→ **WHAT TO WORK ON**: Skip any picture you find and retype all the remaining lines exactly.

* begin ENTRIES SUPPLIED *

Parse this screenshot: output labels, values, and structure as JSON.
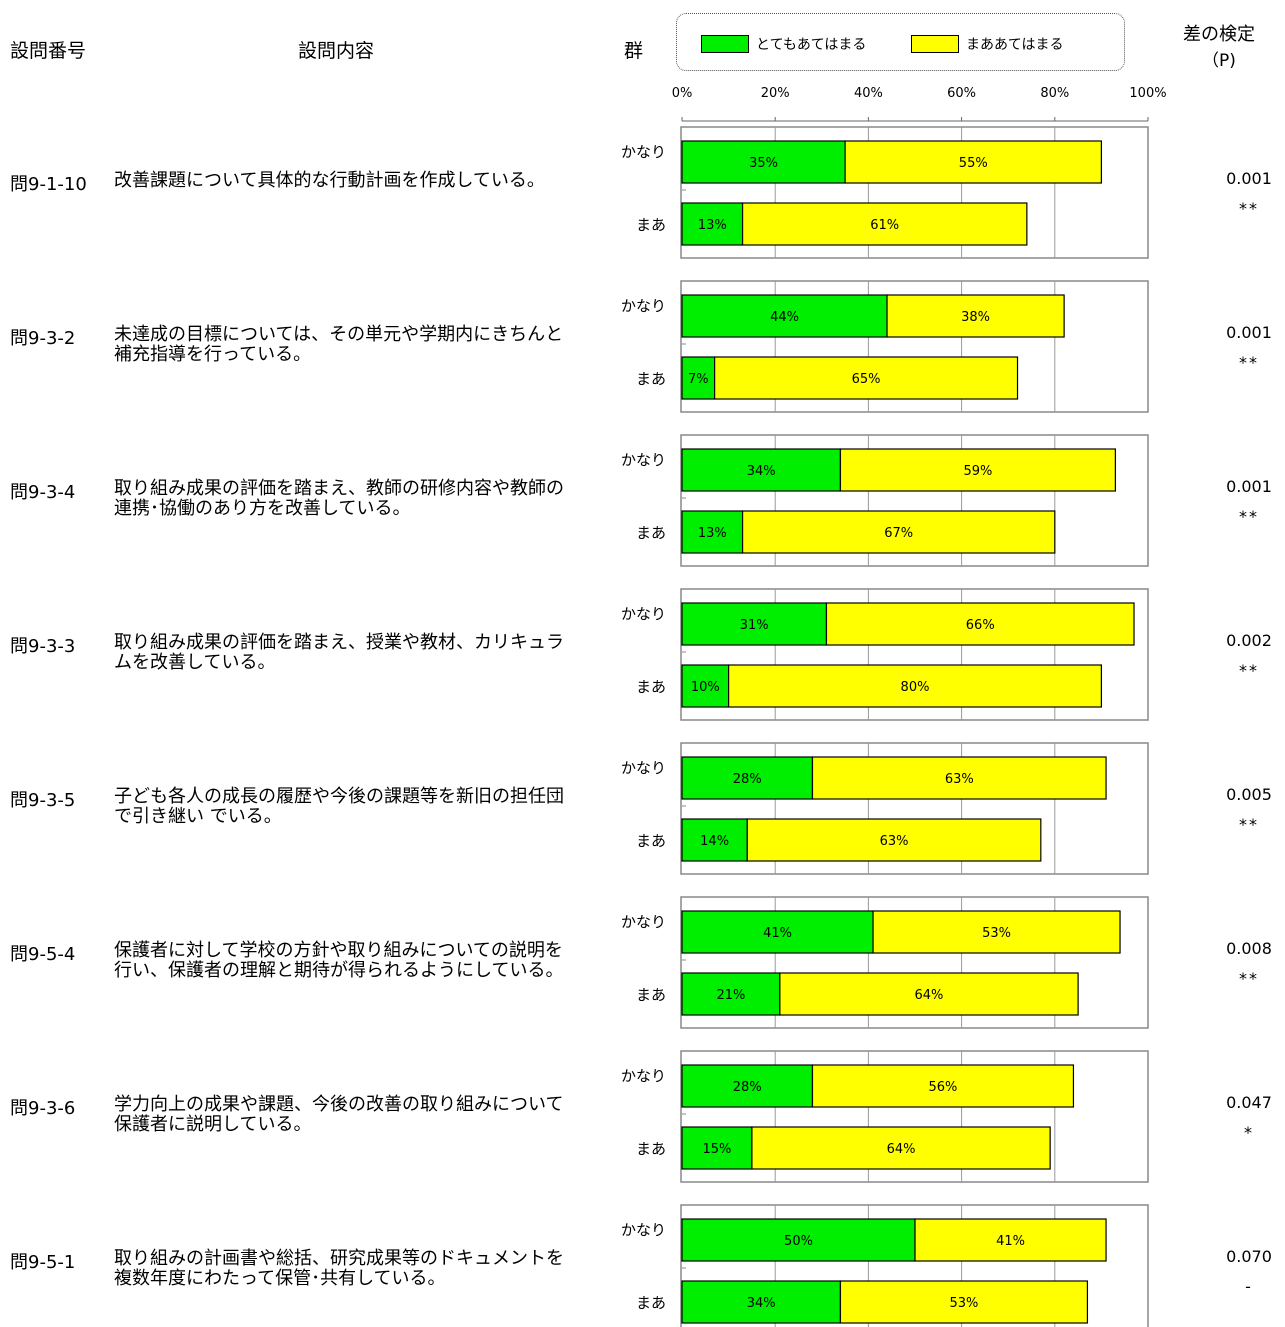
{
  "header": {
    "question_no": "設問番号",
    "question_content": "設問内容",
    "group": "群",
    "test": "差の検定",
    "test_unit": "（P)"
  },
  "legend": [
    {
      "name": "とてもあてはまる",
      "color": "#00ee00"
    },
    {
      "name": "まああてはまる",
      "color": "#ffff00"
    }
  ],
  "colors": {
    "series1": "#00ee00",
    "series2": "#ffff00",
    "grid": "#999999"
  },
  "chart_data": {
    "type": "bar",
    "orientation": "horizontal",
    "stacked": true,
    "xlim": [
      0,
      100
    ],
    "x_ticks": [
      "0%",
      "20%",
      "40%",
      "60%",
      "80%",
      "100%"
    ],
    "groups": [
      "かなり",
      "まあ"
    ],
    "series": [
      {
        "name": "とてもあてはまる",
        "color": "#00ee00"
      },
      {
        "name": "まああてはまる",
        "color": "#ffff00"
      }
    ],
    "questions": [
      {
        "id": "問9-1-10",
        "text": "改善課題について具体的な行動計画を作成している。",
        "p": "0.001",
        "sig": "**",
        "bars": [
          {
            "group": "かなり",
            "values": [
              35,
              55
            ]
          },
          {
            "group": "まあ",
            "values": [
              13,
              61
            ]
          }
        ]
      },
      {
        "id": "問9-3-2",
        "text": "未達成の目標については、その単元や学期内にきちんと補充指導を行っている。",
        "p": "0.001",
        "sig": "**",
        "bars": [
          {
            "group": "かなり",
            "values": [
              44,
              38
            ]
          },
          {
            "group": "まあ",
            "values": [
              7,
              65
            ]
          }
        ]
      },
      {
        "id": "問9-3-4",
        "text": "取り組み成果の評価を踏まえ、教師の研修内容や教師の連携･協働のあり方を改善している。",
        "p": "0.001",
        "sig": "**",
        "bars": [
          {
            "group": "かなり",
            "values": [
              34,
              59
            ]
          },
          {
            "group": "まあ",
            "values": [
              13,
              67
            ]
          }
        ]
      },
      {
        "id": "問9-3-3",
        "text": "取り組み成果の評価を踏まえ、授業や教材、カリキュラムを改善している。",
        "p": "0.002",
        "sig": "**",
        "bars": [
          {
            "group": "かなり",
            "values": [
              31,
              66
            ]
          },
          {
            "group": "まあ",
            "values": [
              10,
              80
            ]
          }
        ]
      },
      {
        "id": "問9-3-5",
        "text": "子ども各人の成長の履歴や今後の課題等を新旧の担任団で引き継い でいる。",
        "p": "0.005",
        "sig": "**",
        "bars": [
          {
            "group": "かなり",
            "values": [
              28,
              63
            ]
          },
          {
            "group": "まあ",
            "values": [
              14,
              63
            ]
          }
        ]
      },
      {
        "id": "問9-5-4",
        "text": "保護者に対して学校の方針や取り組みについての説明を行い、保護者の理解と期待が得られるようにしている。",
        "p": "0.008",
        "sig": "**",
        "bars": [
          {
            "group": "かなり",
            "values": [
              41,
              53
            ]
          },
          {
            "group": "まあ",
            "values": [
              21,
              64
            ]
          }
        ]
      },
      {
        "id": "問9-3-6",
        "text": "学力向上の成果や課題、今後の改善の取り組みについて保護者に説明している。",
        "p": "0.047",
        "sig": "*",
        "bars": [
          {
            "group": "かなり",
            "values": [
              28,
              56
            ]
          },
          {
            "group": "まあ",
            "values": [
              15,
              64
            ]
          }
        ]
      },
      {
        "id": "問9-5-1",
        "text": "取り組みの計画書や総括、研究成果等のドキュメントを複数年度にわたって保管･共有している。",
        "p": "0.070",
        "sig": "-",
        "bars": [
          {
            "group": "かなり",
            "values": [
              50,
              41
            ]
          },
          {
            "group": "まあ",
            "values": [
              34,
              53
            ]
          }
        ]
      }
    ]
  }
}
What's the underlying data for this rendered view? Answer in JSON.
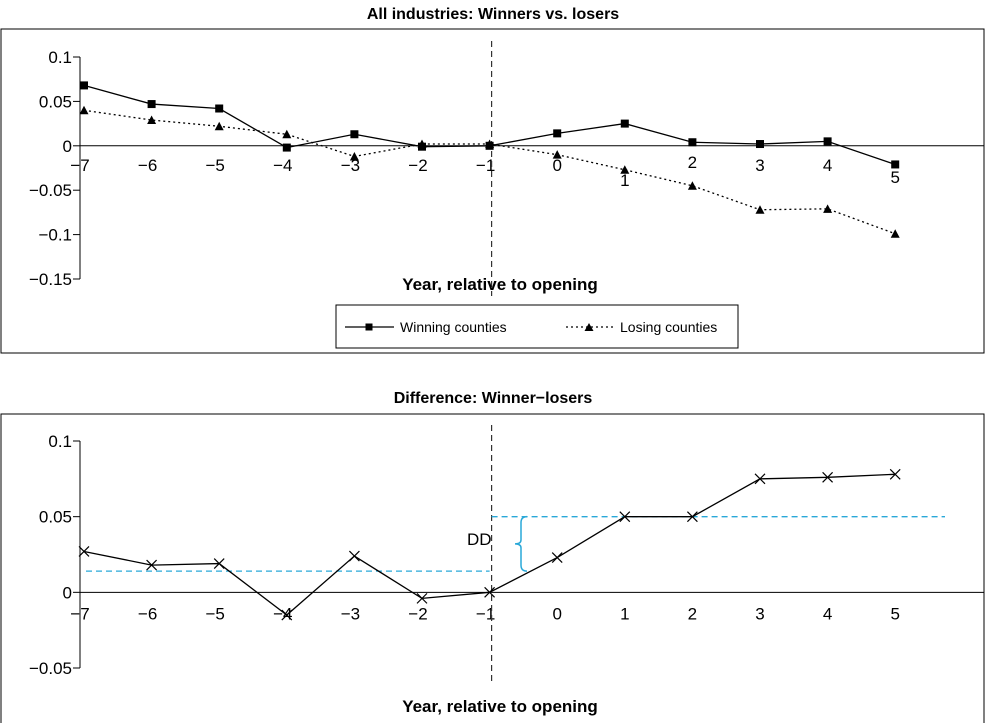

* end ENTRIES SUPPLIED *

→ **ANSWER TO THIS TASK**:
Parse this screenshot: output labels, values, and structure as JSON.
{
  "header": {
    "question_no": "設問番号",
    "question_content": "設問内容",
    "group": "群",
    "test": "差の検定",
    "test_unit": "（P)"
  },
  "legend": [
    {
      "name": "とてもあてはまる",
      "color": "#00ee00"
    },
    {
      "name": "まああてはまる",
      "color": "#ffff00"
    }
  ],
  "colors": {
    "series1": "#00ee00",
    "series2": "#ffff00",
    "grid": "#999999"
  },
  "chart_data": {
    "type": "bar",
    "orientation": "horizontal",
    "stacked": true,
    "xlim": [
      0,
      100
    ],
    "x_ticks": [
      "0%",
      "20%",
      "40%",
      "60%",
      "80%",
      "100%"
    ],
    "groups": [
      "かなり",
      "まあ"
    ],
    "series": [
      {
        "name": "とてもあてはまる",
        "color": "#00ee00"
      },
      {
        "name": "まああてはまる",
        "color": "#ffff00"
      }
    ],
    "questions": [
      {
        "id": "問9-1-10",
        "text": "改善課題について具体的な行動計画を作成している。",
        "p": "0.001",
        "sig": "**",
        "bars": [
          {
            "group": "かなり",
            "values": [
              35,
              55
            ]
          },
          {
            "group": "まあ",
            "values": [
              13,
              61
            ]
          }
        ]
      },
      {
        "id": "問9-3-2",
        "text": "未達成の目標については、その単元や学期内にきちんと補充指導を行っている。",
        "p": "0.001",
        "sig": "**",
        "bars": [
          {
            "group": "かなり",
            "values": [
              44,
              38
            ]
          },
          {
            "group": "まあ",
            "values": [
              7,
              65
            ]
          }
        ]
      },
      {
        "id": "問9-3-4",
        "text": "取り組み成果の評価を踏まえ、教師の研修内容や教師の連携･協働のあり方を改善している。",
        "p": "0.001",
        "sig": "**",
        "bars": [
          {
            "group": "かなり",
            "values": [
              34,
              59
            ]
          },
          {
            "group": "まあ",
            "values": [
              13,
              67
            ]
          }
        ]
      },
      {
        "id": "問9-3-3",
        "text": "取り組み成果の評価を踏まえ、授業や教材、カリキュラムを改善している。",
        "p": "0.002",
        "sig": "**",
        "bars": [
          {
            "group": "かなり",
            "values": [
              31,
              66
            ]
          },
          {
            "group": "まあ",
            "values": [
              10,
              80
            ]
          }
        ]
      },
      {
        "id": "問9-3-5",
        "text": "子ども各人の成長の履歴や今後の課題等を新旧の担任団で引き継い でいる。",
        "p": "0.005",
        "sig": "**",
        "bars": [
          {
            "group": "かなり",
            "values": [
              28,
              63
            ]
          },
          {
            "group": "まあ",
            "values": [
              14,
              63
            ]
          }
        ]
      },
      {
        "id": "問9-5-4",
        "text": "保護者に対して学校の方針や取り組みについての説明を行い、保護者の理解と期待が得られるようにしている。",
        "p": "0.008",
        "sig": "**",
        "bars": [
          {
            "group": "かなり",
            "values": [
              41,
              53
            ]
          },
          {
            "group": "まあ",
            "values": [
              21,
              64
            ]
          }
        ]
      },
      {
        "id": "問9-3-6",
        "text": "学力向上の成果や課題、今後の改善の取り組みについて保護者に説明している。",
        "p": "0.047",
        "sig": "*",
        "bars": [
          {
            "group": "かなり",
            "values": [
              28,
              56
            ]
          },
          {
            "group": "まあ",
            "values": [
              15,
              64
            ]
          }
        ]
      },
      {
        "id": "問9-5-1",
        "text": "取り組みの計画書や総括、研究成果等のドキュメントを複数年度にわたって保管･共有している。",
        "p": "0.070",
        "sig": "-",
        "bars": [
          {
            "group": "かなり",
            "values": [
              50,
              41
            ]
          },
          {
            "group": "まあ",
            "values": [
              34,
              53
            ]
          }
        ]
      }
    ]
  }
}
What's the underlying data for this rendered view? Answer in JSON.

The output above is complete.